WORK REQUEST: Count every line in the data below where the word "bevolking" appears, then state only that count.
(DATA LISTING begins)
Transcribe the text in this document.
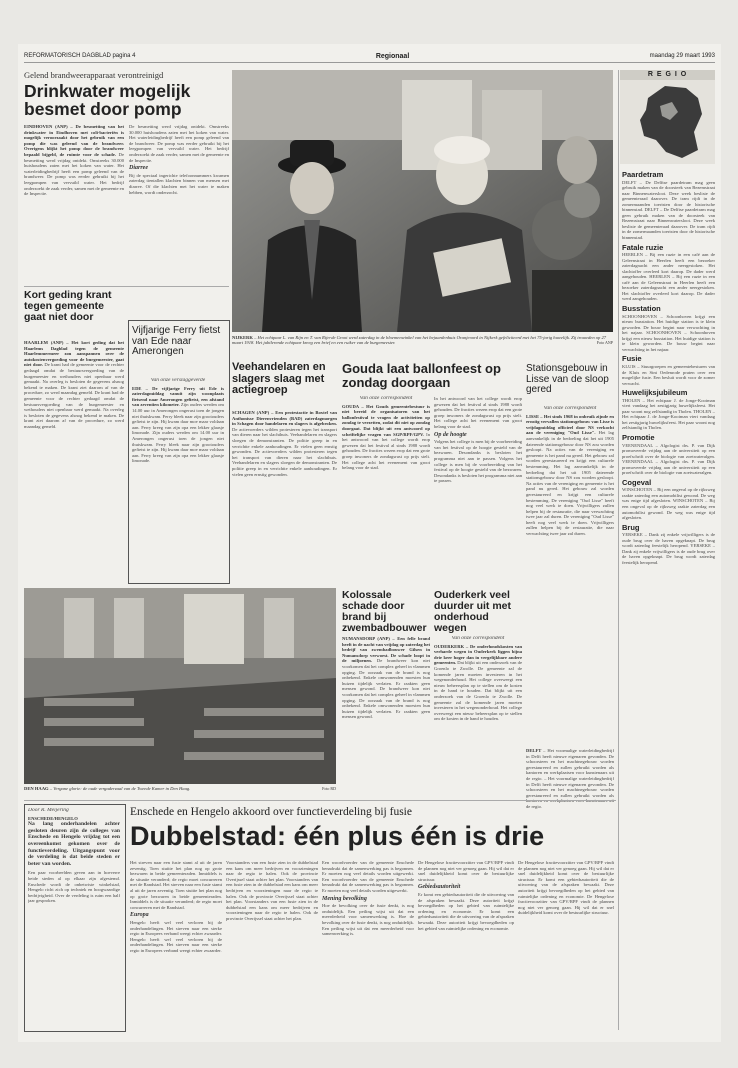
REFORMATORISCH DAGBLAD pagina 4	Regionaal	maandag 29 maart 1993
Gelend brandweerapparaat verontreinigd
Drinkwater mogelijk besmet door pomp
EINDHOVEN (ANP) – De besmetting van het drinkwater in Eindhoven met coli-bacteriën is mogelijk veroorzaakt door het gebruik van een pomp die was geleend van de brandweer. Overigens blijkt het pomp door de brandweer bepaald bijgeld, de ruimte voor de schade. De besmetting werd vrijdag ontdekt. Omstreeks 30.000 huishoudens zaten met het koken van water. Het waterleidingbedrijf heeft een pomp geleend van de brandweer. De pomp was eerder gebruikt bij het leegpompen van vervuild water. Het bedrijf onderzoekt de zaak verder, samen met de gemeente en de Inspectie.
De besmetting werd vrijdag ontdekt. Omstreeks 30.000 huishoudens zaten met het koken van water. Het waterleidingbedrijf heeft een pomp geleend van de brandweer. De pomp was eerder gebruikt bij het leegpompen van vervuild water. Het bedrijf onderzoekt de zaak verder, samen met de gemeente en de Inspectie.
Diarree
Bij de speciaal ingerichte telefoonnummers kwamen zaterdag tientallen klachten binnen van mensen met diarree. Of die klachten met het water te maken hebben, wordt onderzocht.
NIJKERK – Het echtpaar L. van Rijn en T. van Rijn-de Groot werd zaterdag in de bloemenwinkel van het bejaardenhuis Oranjeoord in Nijkerk gefeliciteerd met het 75-jarig huwelijk. Zij trouwden op 27 maart 1918. Het jubilerende echtpaar kreeg een brief en een ruiker van de burgemeester.	Foto ANP
R E G I O
Paardetram
DELFT – De Delftse paardetram mag geen gebruik maken van de doorsteek van Bezemstraat naar Binnenwatersloot. Deze week besliste de gemeenteraad daarover. De tram rijdt in de zomermaanden toeristen door de historische binnenstad. DELFT – De Delftse paardetram mag geen gebruik maken van de doorsteek van Bezemstraat naar Binnenwatersloot. Deze week besliste de gemeenteraad daarover. De tram rijdt in de zomermaanden toeristen door de historische binnenstad.
Fatale ruzie
HEERLEN – Bij een ruzie in een café aan de Geleenstraat in Heerlen heeft een bezoeker zaterdagnacht een ander neergestoken. Het slachtoffer overleed kort daarop. De dader werd aangehouden. HEERLEN – Bij een ruzie in een café aan de Geleenstraat in Heerlen heeft een bezoeker zaterdagnacht een ander neergestoken. Het slachtoffer overleed kort daarop. De dader werd aangehouden.
Busstation
SCHOONHOVEN – Schoonhoven krijgt een nieuw busstation. Het huidige station is te klein geworden. De bouw begint naar verwachting in het najaar. SCHOONHOVEN – Schoonhoven krijgt een nieuw busstation. Het huidige station is te klein geworden. De bouw begint naar verwachting in het najaar.
Fusie
KLUIS – Stuurgroepen en gemeentebesturen van de Kluis en Sint Oedenrode praten over een mogelijke fusie. Een besluit wordt voor de zomer verwacht.
Huwelijksjubileum
THOLEN – Het echtpaar J. de Jonge-Kooiman viert vandaag het zestigjarig huwelijksfeest. Het paar woont nog zelfstandig in Tholen. THOLEN – Het echtpaar J. de Jonge-Kooiman viert vandaag het zestigjarig huwelijksfeest. Het paar woont nog zelfstandig in Tholen.
Promotie
VEENENDAAL – Algologist drs. P. van Dijk promoveerde vrijdag aan de universiteit op een proefschrift over de biologie van zoetwateralgen. VEENENDAAL – Algologist drs. P. van Dijk promoveerde vrijdag aan de universiteit op een proefschrift over de biologie van zoetwateralgen.
Cogeval
WINSCHOTEN – Bij een ongeval op de rijksweg raakte zaterdag een automobilist gewond. De weg was enige tijd afgesloten. WINSCHOTEN – Bij een ongeval op de rijksweg raakte zaterdag een automobilist gewond. De weg was enige tijd afgesloten.
Brug
YERSEKE – Dank zij enkele vrijwilligers is de oude brug over de haven opgeknapt. De brug wordt zaterdag feestelijk heropend. YERSEKE – Dank zij enkele vrijwilligers is de oude brug over de haven opgeknapt. De brug wordt zaterdag feestelijk heropend.
Kort geding krant tegen gemeente gaat niet door
HAARLEM (ANP) – Het kort geding dat het Haarlems Dagblad tegen de gemeente Haarlemmermeer zou aanspannen over de autokostenvergoeding voor de burgemeester, gaat niet door. De krant had de gemeente voor de rechter gedaagd omdat de bestuursvergoeding van de burgemeester en wethouders niet openbaar werd gemaakt. Na overleg is besloten de gegevens alsnog bekend te maken. De krant ziet daarom af van de procedure, zo werd maandag gemeld. De krant had de gemeente voor de rechter gedaagd omdat de bestuursvergoeding van de burgemeester en wethouders niet openbaar werd gemaakt. Na overleg is besloten de gegevens alsnog bekend te maken. De krant ziet daarom af van de procedure, zo werd maandag gemeld.
Vijfjarige Ferry fietst van Ede naar Amerongen
Van onze verslaggeverde
EDE – De vijfjarige Ferry uit Ede is zaterdagmiddag vanuit zijn woonplaats fietsend naar Amerongen gefietst, een afstand van zeventien kilometer. Zijn ouders werden om 14.00 uur in Amerongen ongerust toen de jongen niet thuiskwam. Ferry bleek naar zijn grootouders gefietst te zijn. Hij kwam daar moe maar voldaan aan. Ferry kreeg van zijn opa een lekker glaasje limonade. Zijn ouders werden om 14.00 uur in Amerongen ongerust toen de jongen niet thuiskwam. Ferry bleek naar zijn grootouders gefietst te zijn. Hij kwam daar moe maar voldaan aan. Ferry kreeg van zijn opa een lekker glaasje limonade.
Veehandelaren en slagers slaag met actiegroep
SCHAGEN (ANP) – Een protestactie in Boxtel van Anthonisse Dierenvrienden (BAD) zaterdagmorgen in Schagen door handelaren en slagers is afgebroken. De actievoerders wilden protesteren tegen het transport van dieren naar het slachthuis. Veehandelaren en slagers sloegen de demonstranten. De politie greep in en verrichtte enkele aanhoudingen. Er vielen geen ernstig gewonden. De actievoerders wilden protesteren tegen het transport van dieren naar het slachthuis. Veehandelaren en slagers sloegen de demonstranten. De politie greep in en verrichtte enkele aanhoudingen. Er vielen geen ernstig gewonden.
Gouda laat ballonfeest op zondag doorgaan
Van onze correspondent
GOUDA – Het Gouds gemeentebestuur is niet bereid de organisatoren van het ballonfestival te vragen de activiteiten op zondag te verzetten, zodat dit niet op zondag doorgaat. Dat blijkt uit een antwoord op schriftelijke vragen van SGP/RPF/GPV. In het antwoord van het college wordt erop gewezen dat het festival al sinds 1988 wordt gehouden. De fracties wezen erop dat een grote groep inwoners de zondagsrust op prijs stelt. Het college acht het evenement van groot belang voor de stad.
In het antwoord van het college wordt erop gewezen dat het festival al sinds 1988 wordt gehouden. De fracties wezen erop dat een grote groep inwoners de zondagsrust op prijs stelt. Het college acht het evenement van groot belang voor de stad.
Op de hoogte
Volgens het college is men bij de voorbereiding van het festival op de hoogte gesteld van de bezwaren. Desondanks is besloten het programma niet aan te passen. Volgens het college is men bij de voorbereiding van het festival op de hoogte gesteld van de bezwaren. Desondanks is besloten het programma niet aan te passen.
Stationsgebouw in Lisse van de sloop gered
Van onze correspondent
LISSE – Het sinds 1968 in onbruik zijnde en ernstig vervallen stationsgebouw van Lisse is vrijdagmiddag officieel door NS verkocht aan de vereniging "Oud Lisse". Het lag aanvankelijk in de bedoeling dat het uit 1905 daterende stationsgebouw door NS zou worden gesloopt. Na acties van de vereniging en gemeente is het pand nu gered. Het gebouw zal worden gerestaureerd en krijgt een culturele bestemming. Het lag aanvankelijk in de bedoeling dat het uit 1905 daterende stationsgebouw door NS zou worden gesloopt. Na acties van de vereniging en gemeente is het pand nu gered. Het gebouw zal worden gerestaureerd en krijgt een culturele bestemming. De vereniging "Oud Lisse" heeft nog veel werk te doen. Vrijwilligers zullen helpen bij de restauratie, die naar verwachting twee jaar zal duren. De vereniging "Oud Lisse" heeft nog veel werk te doen. Vrijwilligers zullen helpen bij de restauratie, die naar verwachting twee jaar zal duren.
DELFT – Het voormalige waterleidingbedrijf in Delft heeft nieuwe eigenaren gevonden. De schoorsteen en het machinegebouw worden gerestaureerd en zullen gebruikt worden als kantoren en werkplaatsen voor kunstenaars uit de regio. – Het voormalige waterleidingbedrijf in Delft heeft nieuwe eigenaren gevonden. De schoorsteen en het machinegebouw worden gerestaureerd en zullen gebruikt worden als de regio.
DEN HAAG – Vergane glorie: de oude vergaderzaal van de Tweede Kamer in Den Haag.	Foto RD
Kolossale schade door brand bij zwembadbouwer
NUMANSDORP (ANP) – Een felle brand heeft in de nacht van vrijdag op zaterdag het bedrijf van zwembadbouwer Gilsen in Numansdorp verwoest. De schade loopt in de miljoenen. De brandweer kon niet voorkomen dat het complex geheel in vlammen opging. De oorzaak van de brand is nog onbekend. Enkele omwonenden moesten hun huizen tijdelijk verlaten. Er raakten geen mensen gewond. De brandweer kon niet voorkomen dat het complex geheel in vlammen opging. De oorzaak van de brand is nog onbekend. Enkele omwonenden moesten hun huizen tijdelijk verlaten. Er raakten geen mensen gewond.
Ouderkerk veel duurder uit met onderhoud wegen
Van onze correspondent
OUDERKERK – De onderhoudskosten van verharde wegen in Ouderkerk liggen bijna drie keer hoger dan in vergelijkbare andere gemeenten. Dat blijkt uit een onderzoek van de Groenlo te Zwolle. De gemeente zal de komende jaren moeten investeren in het wegenonderhoud. Het college overweegt een nieuw beheersplan op te stellen om de kosten in de hand te houden. Dat blijkt uit een onderzoek van de Groenlo te Zwolle. De gemeente zal de komende jaren moeten investeren in het wegenonderhoud. Het college overweegt een nieuw beheersplan op te stellen om de kosten in de hand te houden.
Door R. Meijering
ENSCHEDE/HENGELO
Na lang onderhandelen achter gesloten deuren zijn de colleges van Enschede en Hengelo vrijdag tot een overeenkomst gekomen over de functieverdeling. Uitgangspunt voor de verdeling is dat beide steden er beter van worden.
Een paar voorbeelden geven aan in hoeverre beide steden al op elkaar zijn afgestemd. Enschede wordt de onbetwiste winkelstad, Hengelo richt zich op techniek en hoogwaardige bedrijvigheid. Over de verdeling is ruim een half jaar gesproken.
Enschede en Hengelo akkoord over functieverdeling bij fusie
Dubbelstad: één plus één is drie
Het streven naar een fusie stamt al uit de jaren zeventig. Toen stuitte het plan nog op grote bezwaren in beide gemeenteraden. Inmiddels is de situatie veranderd; de regio moet concurreren met de Randstad. Het streven naar een fusie stamt al uit de jaren zeventig. Toen stuitte het plan nog op grote bezwaren in beide gemeenteraden. Inmiddels is de situatie veranderd; de regio moet concurreren met de Randstad.
Europa
Hengelo heeft wel veel verloren bij de onderhandelingen. Het streven naar een sterke regio in Europees verband weegt echter zwaarder. Hengelo heeft wel veel verloren bij de onderhandelingen. Het streven naar een sterke regio in Europees verband weegt echter zwaarder.
Voorstanders van een fusie zien in de dubbelstad een kans om meer bedrijven en voorzieningen naar de regio te halen. Ook de provincie Overijssel staat achter het plan. Voorstanders van een fusie zien in de dubbelstad een kans om meer bedrijven en voorzieningen naar de regio te halen. Ook de provincie Overijssel staat achter het plan. Voorstanders van een fusie zien in de dubbelstad een kans om meer bedrijven en voorzieningen naar de regio te halen. Ook de provincie Overijssel staat achter het plan.
Een woordvoerder van de gemeente Enschede benadrukt dat de samenwerking pas is begonnen. Er moeten nog veel details worden uitgewerkt. Een woordvoerder van de gemeente Enschede benadrukt dat de samenwerking pas is begonnen. Er moeten nog veel details worden uitgewerkt.
Mening bevolking
Hoe de bevolking over de fusie denkt, is nog onduidelijk. Een peiling wijst uit dat een meerderheid voor samenwerking is. Hoe de bevolking over de fusie denkt, is nog onduidelijk. Een peiling wijst uit dat een meerderheid voor samenwerking is.
De Hengelose fractievoorzitter van GPV/RPF vindt de plannen nog niet ver genoeg gaan. Hij wil dat er snel duidelijkheid komt over de bestuurlijke structuur.
Gebiedsautoriteit
Er komt een gebiedsautoriteit die de uitvoering van de afspraken bewaakt. Deze autoriteit krijgt bevoegdheden op het gebied van ruimtelijke ordening en economie. Er komt een gebiedsautoriteit die de uitvoering van de afspraken bewaakt. Deze autoriteit krijgt bevoegdheden op het gebied van ruimtelijke ordening en economie.
De Hengelose fractievoorzitter van GPV/RPF vindt de plannen nog niet ver genoeg gaan. Hij wil dat er snel duidelijkheid komt over de bestuurlijke structuur. Er komt een gebiedsautoriteit die de uitvoering van de afspraken bewaakt. Deze autoriteit krijgt bevoegdheden op het gebied van ruimtelijke ordening en economie. De Hengelose fractievoorzitter van GPV/RPF vindt de plannen nog niet ver genoeg gaan. Hij wil dat er snel duidelijkheid komt over de bestuurlijke structuur.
(DATA LISTING ends)
WRITTEN SOLUTION: 2